■ **WRITTEN TASK**: Every record below should be written out exactly; pictures stay out.

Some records
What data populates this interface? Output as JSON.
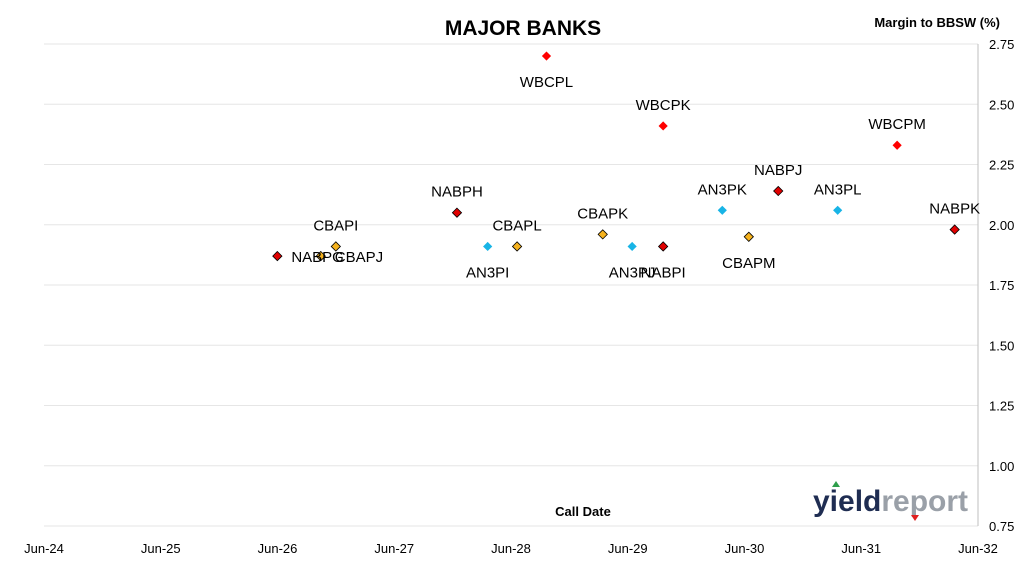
{
  "chart_data": {
    "type": "scatter",
    "title": "MAJOR BANKS",
    "ylabel": "Margin to BBSW (%)",
    "xlabel": "Call Date",
    "ylim": [
      0.75,
      2.75
    ],
    "y_ticks": [
      "0.75",
      "1.00",
      "1.25",
      "1.50",
      "1.75",
      "2.00",
      "2.25",
      "2.50",
      "2.75"
    ],
    "y_tick_values": [
      0.75,
      1.0,
      1.25,
      1.5,
      1.75,
      2.0,
      2.25,
      2.5,
      2.75
    ],
    "xlim": [
      "2024-06-01",
      "2032-06-01"
    ],
    "x_ticks": [
      "Jun-24",
      "Jun-25",
      "Jun-26",
      "Jun-27",
      "Jun-28",
      "Jun-29",
      "Jun-30",
      "Jun-31",
      "Jun-32"
    ],
    "grid": true,
    "colors": {
      "NAB": "#e00000",
      "CBA": "#f5b21e",
      "ANZ": "#18b4e6",
      "WBC": "#ff0000"
    },
    "points": [
      {
        "label": "NABPG",
        "date": "2026-06-01",
        "y": 1.87,
        "bank": "NAB"
      },
      {
        "label": "CBAPJ",
        "date": "2026-10-15",
        "y": 1.87,
        "bank": "CBA"
      },
      {
        "label": "CBAPI",
        "date": "2026-12-01",
        "y": 1.91,
        "bank": "CBA"
      },
      {
        "label": "NABPH",
        "date": "2027-12-15",
        "y": 2.05,
        "bank": "NAB"
      },
      {
        "label": "AN3PI",
        "date": "2028-03-20",
        "y": 1.91,
        "bank": "ANZ"
      },
      {
        "label": "CBAPL",
        "date": "2028-06-20",
        "y": 1.91,
        "bank": "CBA"
      },
      {
        "label": "WBCPL",
        "date": "2028-09-20",
        "y": 2.7,
        "bank": "WBC"
      },
      {
        "label": "CBAPK",
        "date": "2029-03-15",
        "y": 1.96,
        "bank": "CBA"
      },
      {
        "label": "AN3PJ",
        "date": "2029-06-15",
        "y": 1.91,
        "bank": "ANZ"
      },
      {
        "label": "WBCPK",
        "date": "2029-09-20",
        "y": 2.41,
        "bank": "WBC"
      },
      {
        "label": "NABPI",
        "date": "2029-09-20",
        "y": 1.91,
        "bank": "NAB"
      },
      {
        "label": "AN3PK",
        "date": "2030-03-24",
        "y": 2.06,
        "bank": "ANZ"
      },
      {
        "label": "CBAPM",
        "date": "2030-06-15",
        "y": 1.95,
        "bank": "CBA"
      },
      {
        "label": "NABPJ",
        "date": "2030-09-15",
        "y": 2.14,
        "bank": "NAB"
      },
      {
        "label": "AN3PL",
        "date": "2031-03-20",
        "y": 2.06,
        "bank": "ANZ"
      },
      {
        "label": "WBCPM",
        "date": "2031-09-22",
        "y": 2.33,
        "bank": "WBC"
      },
      {
        "label": "NABPK",
        "date": "2032-03-20",
        "y": 1.98,
        "bank": "NAB"
      }
    ]
  },
  "logo": {
    "part1": "yield",
    "part2": "report"
  }
}
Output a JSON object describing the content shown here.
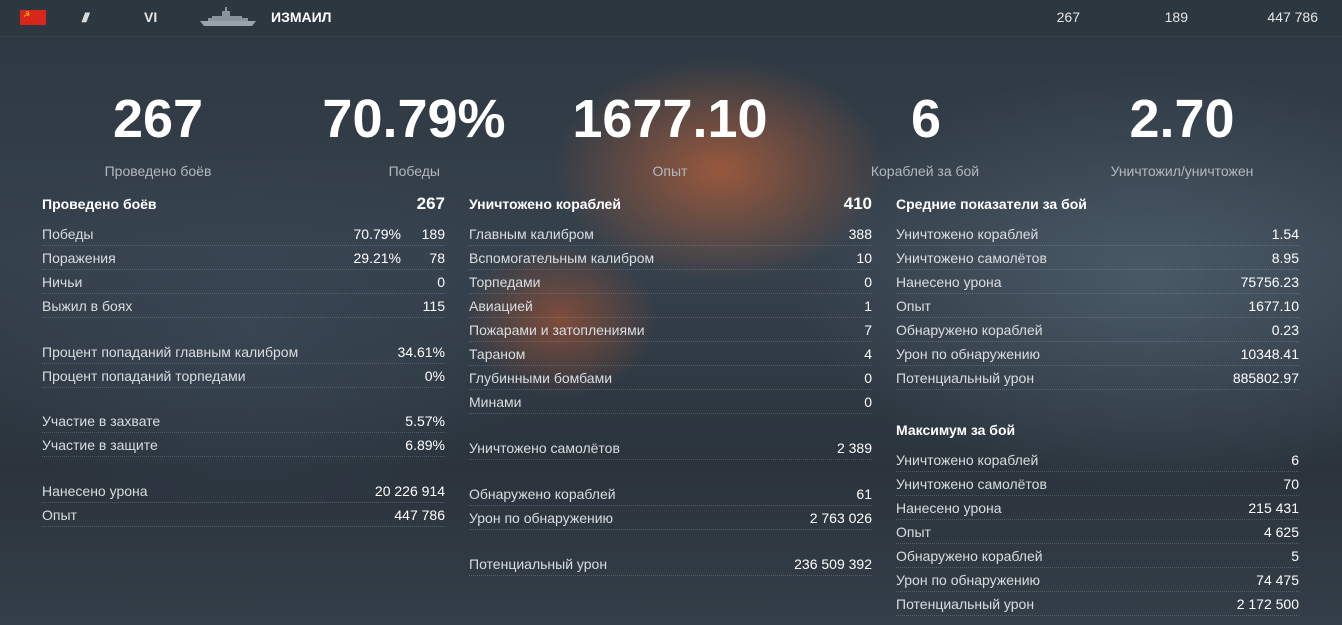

■ **WORKED SOLUTION**:
What data populates this interface? Output as JSON.
{
  "chart_data": {
    "type": "scatter",
    "title": "MAJOR BANKS",
    "ylabel": "Margin to BBSW (%)",
    "xlabel": "Call Date",
    "ylim": [
      0.75,
      2.75
    ],
    "y_ticks": [
      "0.75",
      "1.00",
      "1.25",
      "1.50",
      "1.75",
      "2.00",
      "2.25",
      "2.50",
      "2.75"
    ],
    "y_tick_values": [
      0.75,
      1.0,
      1.25,
      1.5,
      1.75,
      2.0,
      2.25,
      2.5,
      2.75
    ],
    "xlim": [
      "2024-06-01",
      "2032-06-01"
    ],
    "x_ticks": [
      "Jun-24",
      "Jun-25",
      "Jun-26",
      "Jun-27",
      "Jun-28",
      "Jun-29",
      "Jun-30",
      "Jun-31",
      "Jun-32"
    ],
    "grid": true,
    "colors": {
      "NAB": "#e00000",
      "CBA": "#f5b21e",
      "ANZ": "#18b4e6",
      "WBC": "#ff0000"
    },
    "points": [
      {
        "label": "NABPG",
        "date": "2026-06-01",
        "y": 1.87,
        "bank": "NAB"
      },
      {
        "label": "CBAPJ",
        "date": "2026-10-15",
        "y": 1.87,
        "bank": "CBA"
      },
      {
        "label": "CBAPI",
        "date": "2026-12-01",
        "y": 1.91,
        "bank": "CBA"
      },
      {
        "label": "NABPH",
        "date": "2027-12-15",
        "y": 2.05,
        "bank": "NAB"
      },
      {
        "label": "AN3PI",
        "date": "2028-03-20",
        "y": 1.91,
        "bank": "ANZ"
      },
      {
        "label": "CBAPL",
        "date": "2028-06-20",
        "y": 1.91,
        "bank": "CBA"
      },
      {
        "label": "WBCPL",
        "date": "2028-09-20",
        "y": 2.7,
        "bank": "WBC"
      },
      {
        "label": "CBAPK",
        "date": "2029-03-15",
        "y": 1.96,
        "bank": "CBA"
      },
      {
        "label": "AN3PJ",
        "date": "2029-06-15",
        "y": 1.91,
        "bank": "ANZ"
      },
      {
        "label": "WBCPK",
        "date": "2029-09-20",
        "y": 2.41,
        "bank": "WBC"
      },
      {
        "label": "NABPI",
        "date": "2029-09-20",
        "y": 1.91,
        "bank": "NAB"
      },
      {
        "label": "AN3PK",
        "date": "2030-03-24",
        "y": 2.06,
        "bank": "ANZ"
      },
      {
        "label": "CBAPM",
        "date": "2030-06-15",
        "y": 1.95,
        "bank": "CBA"
      },
      {
        "label": "NABPJ",
        "date": "2030-09-15",
        "y": 2.14,
        "bank": "NAB"
      },
      {
        "label": "AN3PL",
        "date": "2031-03-20",
        "y": 2.06,
        "bank": "ANZ"
      },
      {
        "label": "WBCPM",
        "date": "2031-09-22",
        "y": 2.33,
        "bank": "WBC"
      },
      {
        "label": "NABPK",
        "date": "2032-03-20",
        "y": 1.98,
        "bank": "NAB"
      }
    ]
  },
  "logo": {
    "part1": "yield",
    "part2": "report"
  }
}
Output a JSON object describing the content shown here.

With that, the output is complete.